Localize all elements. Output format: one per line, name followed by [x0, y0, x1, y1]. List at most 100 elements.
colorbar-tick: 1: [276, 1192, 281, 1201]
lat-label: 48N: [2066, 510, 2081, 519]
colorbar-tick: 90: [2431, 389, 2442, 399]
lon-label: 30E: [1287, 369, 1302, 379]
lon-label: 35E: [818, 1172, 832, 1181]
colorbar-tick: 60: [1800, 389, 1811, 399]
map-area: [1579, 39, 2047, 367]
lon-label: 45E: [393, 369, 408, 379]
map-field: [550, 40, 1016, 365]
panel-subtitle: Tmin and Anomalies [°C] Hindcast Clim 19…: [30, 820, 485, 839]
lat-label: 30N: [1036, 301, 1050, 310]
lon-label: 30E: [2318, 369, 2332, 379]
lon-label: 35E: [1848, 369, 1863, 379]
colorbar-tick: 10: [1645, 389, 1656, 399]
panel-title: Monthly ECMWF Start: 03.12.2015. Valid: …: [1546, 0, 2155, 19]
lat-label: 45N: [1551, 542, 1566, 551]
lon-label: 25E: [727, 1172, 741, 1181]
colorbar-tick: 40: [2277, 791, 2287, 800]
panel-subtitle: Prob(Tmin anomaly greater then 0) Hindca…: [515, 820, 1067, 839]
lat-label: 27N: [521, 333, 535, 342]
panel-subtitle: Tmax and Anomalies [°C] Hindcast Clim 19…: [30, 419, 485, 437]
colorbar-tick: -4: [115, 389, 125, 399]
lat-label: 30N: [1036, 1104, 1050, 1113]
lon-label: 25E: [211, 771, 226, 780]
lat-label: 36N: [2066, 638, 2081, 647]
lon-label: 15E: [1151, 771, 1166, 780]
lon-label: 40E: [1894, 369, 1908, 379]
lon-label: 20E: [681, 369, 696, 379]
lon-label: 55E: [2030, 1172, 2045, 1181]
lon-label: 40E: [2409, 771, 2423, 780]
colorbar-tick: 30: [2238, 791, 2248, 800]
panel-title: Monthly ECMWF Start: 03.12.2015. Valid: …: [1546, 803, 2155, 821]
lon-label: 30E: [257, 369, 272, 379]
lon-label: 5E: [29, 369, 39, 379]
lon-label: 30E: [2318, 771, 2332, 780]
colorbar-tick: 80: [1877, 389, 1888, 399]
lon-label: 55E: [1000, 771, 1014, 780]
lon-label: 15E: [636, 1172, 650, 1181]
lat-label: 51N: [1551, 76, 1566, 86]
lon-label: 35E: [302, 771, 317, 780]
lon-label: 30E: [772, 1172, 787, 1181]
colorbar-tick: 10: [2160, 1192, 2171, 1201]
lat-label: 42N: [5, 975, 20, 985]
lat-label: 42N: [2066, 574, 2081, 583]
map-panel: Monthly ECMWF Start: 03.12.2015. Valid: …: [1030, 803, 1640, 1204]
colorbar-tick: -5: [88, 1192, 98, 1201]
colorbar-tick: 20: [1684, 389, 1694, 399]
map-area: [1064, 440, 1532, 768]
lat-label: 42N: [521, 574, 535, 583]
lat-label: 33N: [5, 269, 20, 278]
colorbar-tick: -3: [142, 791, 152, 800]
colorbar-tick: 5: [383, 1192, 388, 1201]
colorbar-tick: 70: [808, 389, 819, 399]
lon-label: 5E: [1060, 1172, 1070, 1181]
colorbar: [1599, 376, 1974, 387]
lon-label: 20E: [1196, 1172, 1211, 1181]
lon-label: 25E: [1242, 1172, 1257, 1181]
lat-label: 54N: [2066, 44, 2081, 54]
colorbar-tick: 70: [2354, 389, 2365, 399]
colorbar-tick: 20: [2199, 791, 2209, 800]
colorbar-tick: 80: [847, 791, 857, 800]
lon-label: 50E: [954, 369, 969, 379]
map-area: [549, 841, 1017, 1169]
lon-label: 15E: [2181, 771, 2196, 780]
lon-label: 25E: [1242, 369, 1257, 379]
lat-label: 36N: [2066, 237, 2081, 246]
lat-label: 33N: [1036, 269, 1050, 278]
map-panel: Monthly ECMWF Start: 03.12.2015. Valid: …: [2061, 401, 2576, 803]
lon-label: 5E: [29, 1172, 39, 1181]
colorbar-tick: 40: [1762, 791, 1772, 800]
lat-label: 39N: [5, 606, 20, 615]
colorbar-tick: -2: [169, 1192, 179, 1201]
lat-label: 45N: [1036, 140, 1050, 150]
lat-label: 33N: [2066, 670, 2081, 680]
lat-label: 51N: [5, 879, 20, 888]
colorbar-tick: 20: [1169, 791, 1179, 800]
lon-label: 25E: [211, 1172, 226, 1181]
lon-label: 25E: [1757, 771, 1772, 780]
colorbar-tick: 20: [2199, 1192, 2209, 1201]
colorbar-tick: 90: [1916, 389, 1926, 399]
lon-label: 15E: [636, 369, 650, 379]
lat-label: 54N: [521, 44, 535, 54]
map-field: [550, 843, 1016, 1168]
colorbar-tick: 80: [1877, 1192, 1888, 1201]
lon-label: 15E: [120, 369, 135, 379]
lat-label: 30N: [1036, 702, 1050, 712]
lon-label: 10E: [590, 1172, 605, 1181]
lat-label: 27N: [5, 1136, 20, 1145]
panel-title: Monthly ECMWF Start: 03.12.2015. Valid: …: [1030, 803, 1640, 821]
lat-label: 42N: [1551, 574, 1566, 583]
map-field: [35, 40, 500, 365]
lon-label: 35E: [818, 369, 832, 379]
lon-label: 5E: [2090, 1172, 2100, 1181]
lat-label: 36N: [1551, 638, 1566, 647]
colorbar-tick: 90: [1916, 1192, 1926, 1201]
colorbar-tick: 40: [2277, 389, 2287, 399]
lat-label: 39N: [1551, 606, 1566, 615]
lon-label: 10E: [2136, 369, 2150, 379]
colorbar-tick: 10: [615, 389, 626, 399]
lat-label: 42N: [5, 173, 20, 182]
**********
*Description of the task:*
Rewrite the data as a Markdown table with the columns "Row" and "Line", from the first line of the data through the line containing "lon-label: 30E: [772, 1172, 787, 1181]", both included. Number each row, put the line's text beside it, and leave out blank lines.

*Reply:*
| Row | Line |
|---|---|
| 1 | Localize all elements. Output format: one per line, name followed by [x0, y0, x1, y1]. List at most 100 elements. |
| 2 | colorbar-tick: 1: [276, 1192, 281, 1201] |
| 3 | lat-label: 48N: [2066, 510, 2081, 519] |
| 4 | colorbar-tick: 90: [2431, 389, 2442, 399] |
| 5 | lon-label: 30E: [1287, 369, 1302, 379] |
| 6 | lon-label: 35E: [818, 1172, 832, 1181] |
| 7 | colorbar-tick: 60: [1800, 389, 1811, 399] |
| 8 | map-area: [1579, 39, 2047, 367] |
| 9 | lon-label: 45E: [393, 369, 408, 379] |
| 10 | map-field: [550, 40, 1016, 365] |
| 11 | panel-subtitle: Tmin and Anomalies [°C] Hindcast Clim 19…: [30, 820, 485, 839] |
| 12 | lat-label: 30N: [1036, 301, 1050, 310] |
| 13 | lon-label: 30E: [2318, 369, 2332, 379] |
| 14 | lon-label: 35E: [1848, 369, 1863, 379] |
| 15 | colorbar-tick: 10: [1645, 389, 1656, 399] |
| 16 | panel-title: Monthly ECMWF Start: 03.12.2015. Valid: …: [1546, 0, 2155, 19] |
| 17 | lat-label: 45N: [1551, 542, 1566, 551] |
| 18 | lon-label: 25E: [727, 1172, 741, 1181] |
| 19 | colorbar-tick: 40: [2277, 791, 2287, 800] |
| 20 | panel-subtitle: Prob(Tmin anomaly greater then 0) Hindca…: [515, 820, 1067, 839] |
| 21 | lat-label: 27N: [521, 333, 535, 342] |
| 22 | panel-subtitle: Tmax and Anomalies [°C] Hindcast Clim 19…: [30, 419, 485, 437] |
| 23 | colorbar-tick: -4: [115, 389, 125, 399] |
| 24 | lat-label: 30N: [1036, 1104, 1050, 1113] |
| 25 | lon-label: 25E: [211, 771, 226, 780] |
| 26 | lat-label: 36N: [2066, 638, 2081, 647] |
| 27 | lon-label: 15E: [1151, 771, 1166, 780] |
| 28 | lon-label: 40E: [1894, 369, 1908, 379] |
| 29 | lon-label: 20E: [681, 369, 696, 379] |
| 30 | lon-label: 55E: [2030, 1172, 2045, 1181] |
| 31 | lon-label: 40E: [2409, 771, 2423, 780] |
| 32 | colorbar-tick: 30: [2238, 791, 2248, 800] |
| 33 | panel-title: Monthly ECMWF Start: 03.12.2015. Valid: …: [1546, 803, 2155, 821] |
| 34 | lon-label: 30E: [257, 369, 272, 379] |
| 35 | lon-label: 5E: [29, 369, 39, 379] |
| 36 | lon-label: 30E: [2318, 771, 2332, 780] |
| 37 | colorbar-tick: 80: [1877, 389, 1888, 399] |
| 38 | lon-label: 55E: [1000, 771, 1014, 780] |
| 39 | lon-label: 15E: [636, 1172, 650, 1181] |
| 40 | lat-label: 51N: [1551, 76, 1566, 86] |
| 41 | lon-label: 35E: [302, 771, 317, 780] |
| 42 | lon-label: 30E: [772, 1172, 787, 1181] |